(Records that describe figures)
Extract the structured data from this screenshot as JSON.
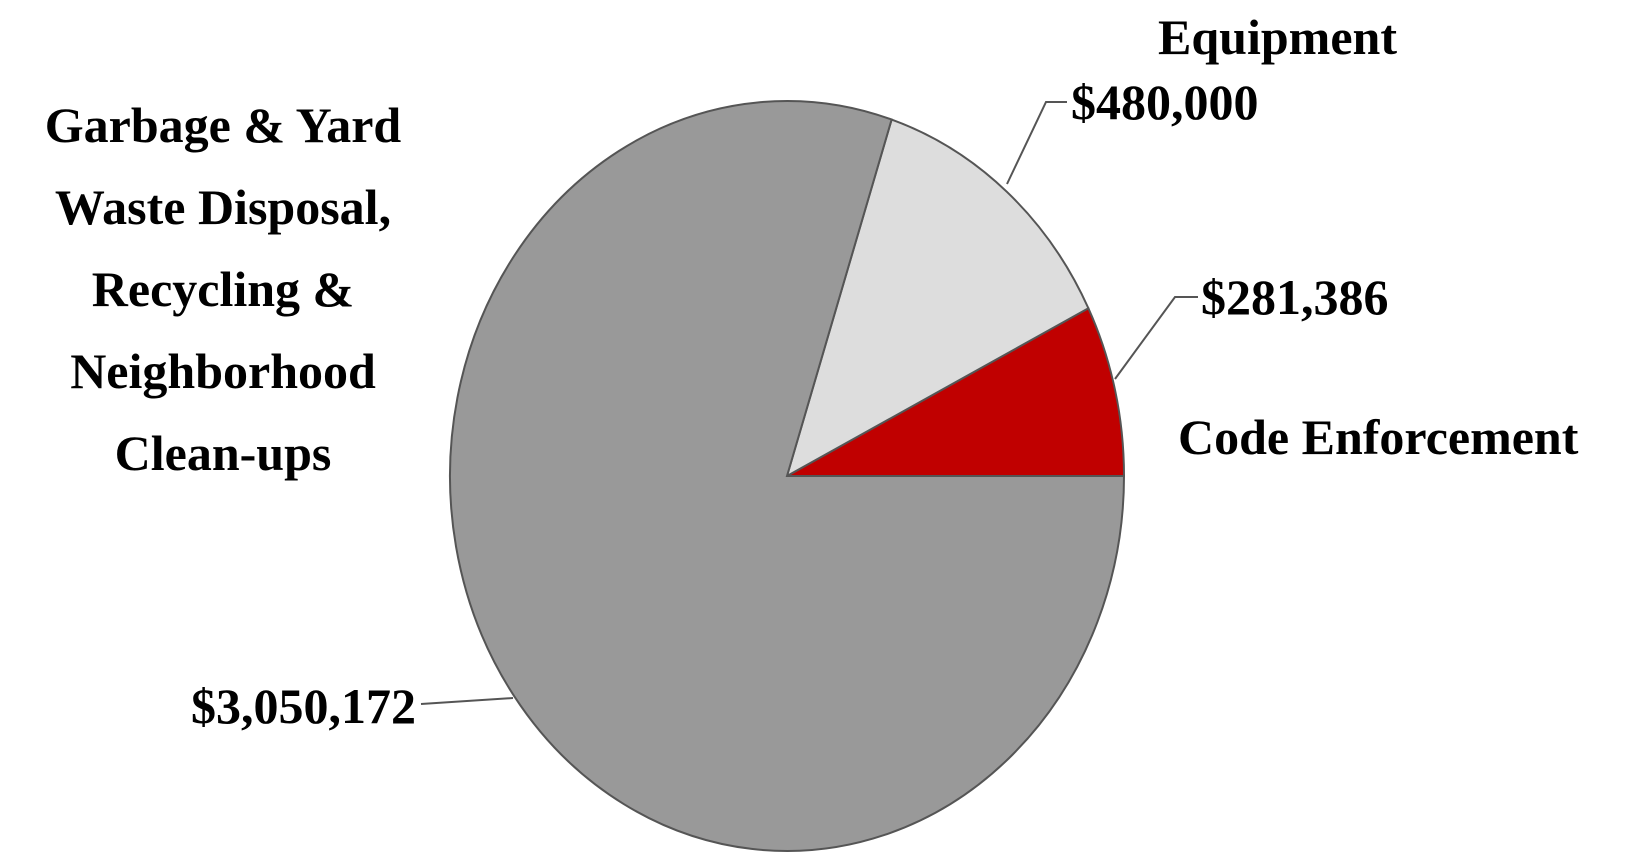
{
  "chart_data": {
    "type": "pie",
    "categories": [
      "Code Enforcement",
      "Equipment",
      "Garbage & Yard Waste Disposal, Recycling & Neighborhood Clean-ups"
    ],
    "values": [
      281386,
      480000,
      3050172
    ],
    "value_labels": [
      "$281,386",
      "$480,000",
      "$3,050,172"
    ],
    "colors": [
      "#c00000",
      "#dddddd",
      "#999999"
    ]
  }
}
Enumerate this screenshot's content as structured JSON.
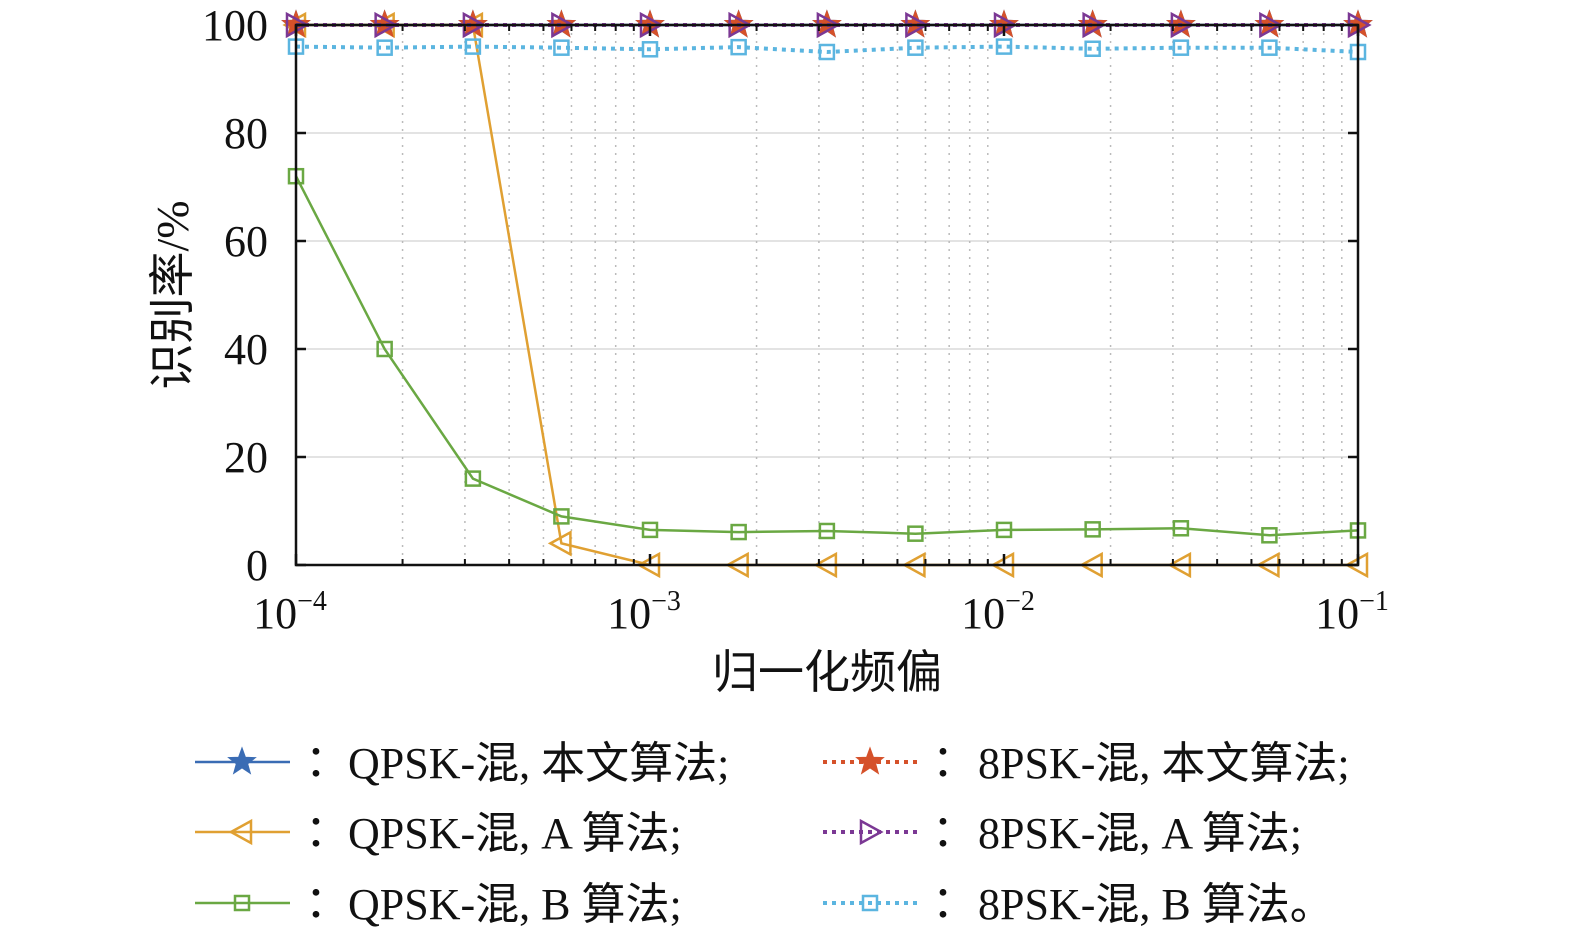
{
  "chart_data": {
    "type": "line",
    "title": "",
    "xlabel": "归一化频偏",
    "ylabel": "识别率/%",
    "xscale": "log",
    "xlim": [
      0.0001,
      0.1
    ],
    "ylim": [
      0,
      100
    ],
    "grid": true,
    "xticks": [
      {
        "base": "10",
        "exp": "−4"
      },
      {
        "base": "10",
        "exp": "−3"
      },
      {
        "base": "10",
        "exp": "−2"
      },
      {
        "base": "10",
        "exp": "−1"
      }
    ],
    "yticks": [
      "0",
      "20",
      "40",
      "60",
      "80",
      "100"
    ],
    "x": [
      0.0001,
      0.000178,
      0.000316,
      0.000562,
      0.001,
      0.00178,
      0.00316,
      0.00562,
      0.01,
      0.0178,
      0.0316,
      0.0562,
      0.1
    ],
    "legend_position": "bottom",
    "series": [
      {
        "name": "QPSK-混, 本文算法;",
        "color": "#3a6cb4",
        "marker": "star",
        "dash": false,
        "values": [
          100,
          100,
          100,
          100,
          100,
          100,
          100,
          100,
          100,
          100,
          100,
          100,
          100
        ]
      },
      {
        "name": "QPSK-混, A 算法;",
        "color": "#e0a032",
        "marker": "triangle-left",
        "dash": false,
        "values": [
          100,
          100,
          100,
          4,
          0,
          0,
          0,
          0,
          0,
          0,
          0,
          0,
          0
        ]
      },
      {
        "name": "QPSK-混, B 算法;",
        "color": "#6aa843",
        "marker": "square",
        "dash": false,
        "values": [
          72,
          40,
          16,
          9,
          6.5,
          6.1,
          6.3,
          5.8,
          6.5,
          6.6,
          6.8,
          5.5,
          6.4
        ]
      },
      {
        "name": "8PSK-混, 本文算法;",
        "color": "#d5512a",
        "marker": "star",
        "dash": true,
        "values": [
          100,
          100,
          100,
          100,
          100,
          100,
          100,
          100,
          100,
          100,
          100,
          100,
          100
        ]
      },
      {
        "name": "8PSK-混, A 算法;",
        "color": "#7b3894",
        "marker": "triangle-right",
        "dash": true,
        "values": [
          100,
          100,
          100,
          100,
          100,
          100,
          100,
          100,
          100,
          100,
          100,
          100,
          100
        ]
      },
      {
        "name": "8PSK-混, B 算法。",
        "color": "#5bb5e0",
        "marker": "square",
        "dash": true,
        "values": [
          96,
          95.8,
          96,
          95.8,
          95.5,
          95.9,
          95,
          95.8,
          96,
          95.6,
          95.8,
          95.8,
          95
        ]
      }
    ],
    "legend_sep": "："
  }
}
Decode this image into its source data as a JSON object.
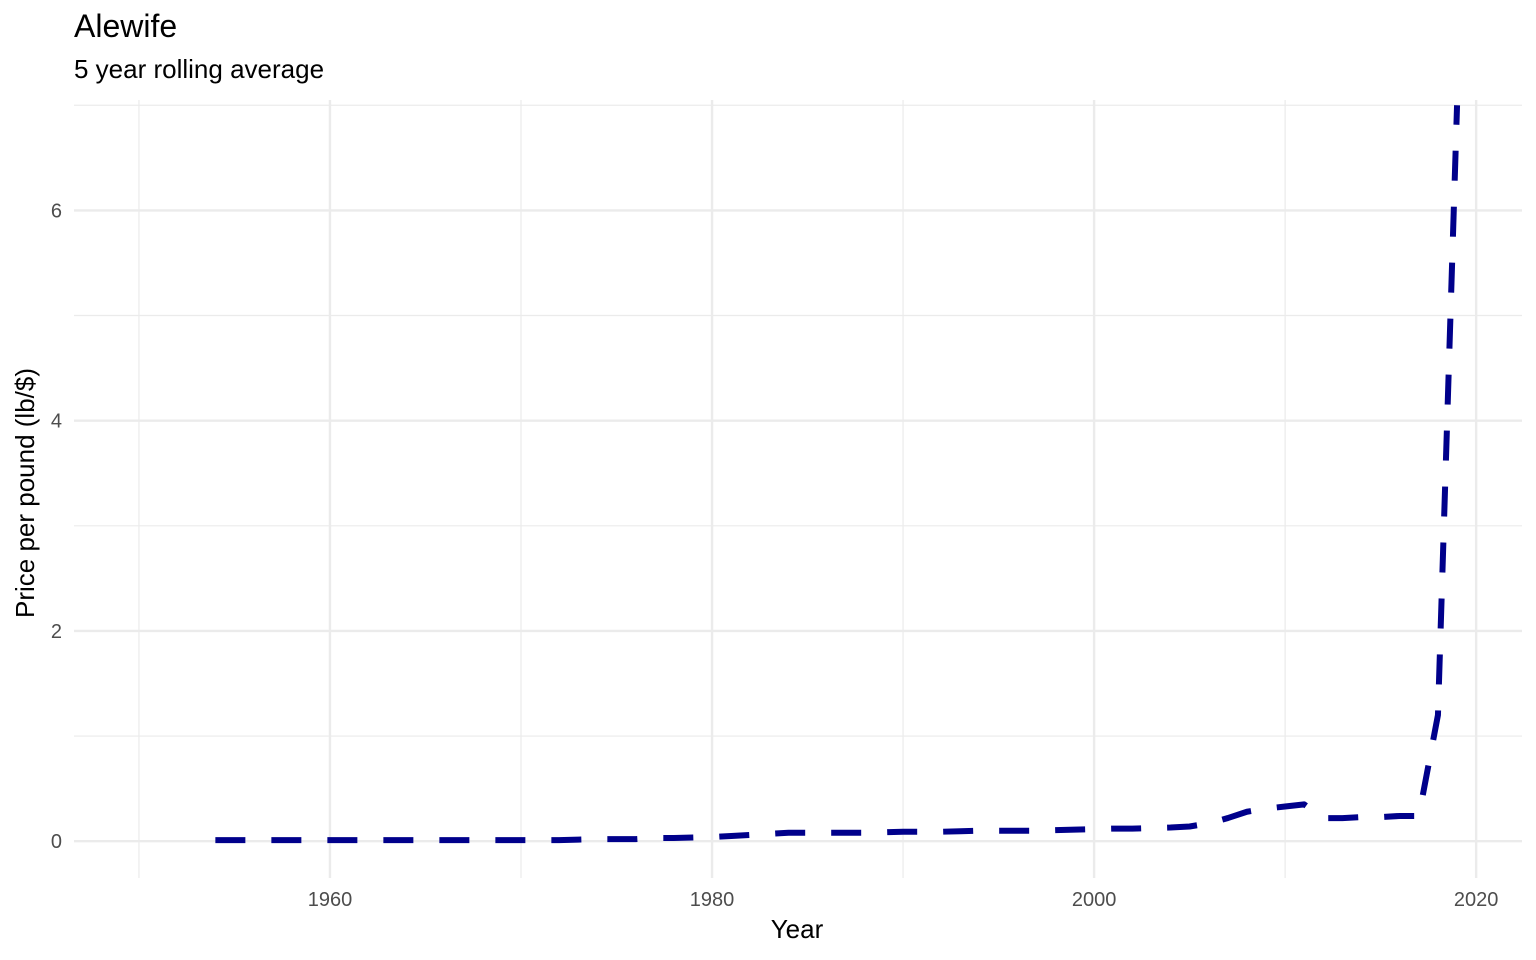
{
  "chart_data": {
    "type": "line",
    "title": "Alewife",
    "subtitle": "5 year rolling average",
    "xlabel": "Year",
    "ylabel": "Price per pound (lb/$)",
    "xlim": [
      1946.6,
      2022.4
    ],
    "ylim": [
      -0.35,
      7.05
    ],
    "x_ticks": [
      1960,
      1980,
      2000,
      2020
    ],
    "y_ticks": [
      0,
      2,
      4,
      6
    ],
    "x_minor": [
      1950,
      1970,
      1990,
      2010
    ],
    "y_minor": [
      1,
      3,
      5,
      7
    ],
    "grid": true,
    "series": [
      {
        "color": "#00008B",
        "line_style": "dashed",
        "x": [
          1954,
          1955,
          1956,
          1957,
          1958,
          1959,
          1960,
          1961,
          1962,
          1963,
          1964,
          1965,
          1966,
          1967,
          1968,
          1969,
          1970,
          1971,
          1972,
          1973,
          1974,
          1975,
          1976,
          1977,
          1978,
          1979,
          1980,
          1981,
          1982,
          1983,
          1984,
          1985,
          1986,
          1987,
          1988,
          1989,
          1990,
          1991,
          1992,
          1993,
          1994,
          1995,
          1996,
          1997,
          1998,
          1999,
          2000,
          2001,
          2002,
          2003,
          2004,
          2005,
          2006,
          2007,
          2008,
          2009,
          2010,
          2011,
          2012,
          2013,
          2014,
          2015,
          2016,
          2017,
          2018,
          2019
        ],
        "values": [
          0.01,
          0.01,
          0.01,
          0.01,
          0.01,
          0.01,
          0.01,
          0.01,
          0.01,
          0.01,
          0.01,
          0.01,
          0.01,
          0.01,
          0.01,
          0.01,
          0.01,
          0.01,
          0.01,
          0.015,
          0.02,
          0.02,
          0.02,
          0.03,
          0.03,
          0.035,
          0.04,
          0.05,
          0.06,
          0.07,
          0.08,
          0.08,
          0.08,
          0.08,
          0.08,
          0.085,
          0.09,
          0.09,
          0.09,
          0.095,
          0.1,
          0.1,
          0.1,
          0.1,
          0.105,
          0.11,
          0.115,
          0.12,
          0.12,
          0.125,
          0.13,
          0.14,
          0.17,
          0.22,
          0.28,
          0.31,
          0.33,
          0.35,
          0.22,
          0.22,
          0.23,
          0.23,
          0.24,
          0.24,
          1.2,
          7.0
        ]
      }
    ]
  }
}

(Exercise task)
Copy out all of the material exactly as written, without its pictures.

(Output of the exercise)
Extract the structured data from this screenshot as JSON.
{
  "chart_data": {
    "type": "pie",
    "categories": [
      "Code Enforcement",
      "Equipment",
      "Garbage & Yard Waste Disposal, Recycling & Neighborhood Clean-ups"
    ],
    "values": [
      281386,
      480000,
      3050172
    ],
    "value_labels": [
      "$281,386",
      "$480,000",
      "$3,050,172"
    ],
    "colors": [
      "#c00000",
      "#dddddd",
      "#999999"
    ]
  }
}
Enumerate this screenshot's content as structured JSON.
{
  "chart_data": {
    "type": "line",
    "title": "",
    "xlabel": "归一化频偏",
    "ylabel": "识别率/%",
    "xscale": "log",
    "xlim": [
      0.0001,
      0.1
    ],
    "ylim": [
      0,
      100
    ],
    "grid": true,
    "xticks": [
      {
        "base": "10",
        "exp": "−4"
      },
      {
        "base": "10",
        "exp": "−3"
      },
      {
        "base": "10",
        "exp": "−2"
      },
      {
        "base": "10",
        "exp": "−1"
      }
    ],
    "yticks": [
      "0",
      "20",
      "40",
      "60",
      "80",
      "100"
    ],
    "x": [
      0.0001,
      0.000178,
      0.000316,
      0.000562,
      0.001,
      0.00178,
      0.00316,
      0.00562,
      0.01,
      0.0178,
      0.0316,
      0.0562,
      0.1
    ],
    "legend_position": "bottom",
    "series": [
      {
        "name": "QPSK-混, 本文算法;",
        "color": "#3a6cb4",
        "marker": "star",
        "dash": false,
        "values": [
          100,
          100,
          100,
          100,
          100,
          100,
          100,
          100,
          100,
          100,
          100,
          100,
          100
        ]
      },
      {
        "name": "QPSK-混, A 算法;",
        "color": "#e0a032",
        "marker": "triangle-left",
        "dash": false,
        "values": [
          100,
          100,
          100,
          4,
          0,
          0,
          0,
          0,
          0,
          0,
          0,
          0,
          0
        ]
      },
      {
        "name": "QPSK-混, B 算法;",
        "color": "#6aa843",
        "marker": "square",
        "dash": false,
        "values": [
          72,
          40,
          16,
          9,
          6.5,
          6.1,
          6.3,
          5.8,
          6.5,
          6.6,
          6.8,
          5.5,
          6.4
        ]
      },
      {
        "name": "8PSK-混, 本文算法;",
        "color": "#d5512a",
        "marker": "star",
        "dash": true,
        "values": [
          100,
          100,
          100,
          100,
          100,
          100,
          100,
          100,
          100,
          100,
          100,
          100,
          100
        ]
      },
      {
        "name": "8PSK-混, A 算法;",
        "color": "#7b3894",
        "marker": "triangle-right",
        "dash": true,
        "values": [
          100,
          100,
          100,
          100,
          100,
          100,
          100,
          100,
          100,
          100,
          100,
          100,
          100
        ]
      },
      {
        "name": "8PSK-混, B 算法。",
        "color": "#5bb5e0",
        "marker": "square",
        "dash": true,
        "values": [
          96,
          95.8,
          96,
          95.8,
          95.5,
          95.9,
          95,
          95.8,
          96,
          95.6,
          95.8,
          95.8,
          95
        ]
      }
    ],
    "legend_sep": "："
  }
}
Decode this image into its source data as a JSON object.
{
  "chart_data": {
    "type": "line",
    "title": "Alewife",
    "subtitle": "5 year rolling average",
    "xlabel": "Year",
    "ylabel": "Price per pound (lb/$)",
    "xlim": [
      1946.6,
      2022.4
    ],
    "ylim": [
      -0.35,
      7.05
    ],
    "x_ticks": [
      1960,
      1980,
      2000,
      2020
    ],
    "y_ticks": [
      0,
      2,
      4,
      6
    ],
    "x_minor": [
      1950,
      1970,
      1990,
      2010
    ],
    "y_minor": [
      1,
      3,
      5,
      7
    ],
    "grid": true,
    "series": [
      {
        "color": "#00008B",
        "line_style": "dashed",
        "x": [
          1954,
          1955,
          1956,
          1957,
          1958,
          1959,
          1960,
          1961,
          1962,
          1963,
          1964,
          1965,
          1966,
          1967,
          1968,
          1969,
          1970,
          1971,
          1972,
          1973,
          1974,
          1975,
          1976,
          1977,
          1978,
          1979,
          1980,
          1981,
          1982,
          1983,
          1984,
          1985,
          1986,
          1987,
          1988,
          1989,
          1990,
          1991,
          1992,
          1993,
          1994,
          1995,
          1996,
          1997,
          1998,
          1999,
          2000,
          2001,
          2002,
          2003,
          2004,
          2005,
          2006,
          2007,
          2008,
          2009,
          2010,
          2011,
          2012,
          2013,
          2014,
          2015,
          2016,
          2017,
          2018,
          2019
        ],
        "values": [
          0.01,
          0.01,
          0.01,
          0.01,
          0.01,
          0.01,
          0.01,
          0.01,
          0.01,
          0.01,
          0.01,
          0.01,
          0.01,
          0.01,
          0.01,
          0.01,
          0.01,
          0.01,
          0.01,
          0.015,
          0.02,
          0.02,
          0.02,
          0.03,
          0.03,
          0.035,
          0.04,
          0.05,
          0.06,
          0.07,
          0.08,
          0.08,
          0.08,
          0.08,
          0.08,
          0.085,
          0.09,
          0.09,
          0.09,
          0.095,
          0.1,
          0.1,
          0.1,
          0.1,
          0.105,
          0.11,
          0.115,
          0.12,
          0.12,
          0.125,
          0.13,
          0.14,
          0.17,
          0.22,
          0.28,
          0.31,
          0.33,
          0.35,
          0.22,
          0.22,
          0.23,
          0.23,
          0.24,
          0.24,
          1.2,
          7.0
        ]
      }
    ]
  }
}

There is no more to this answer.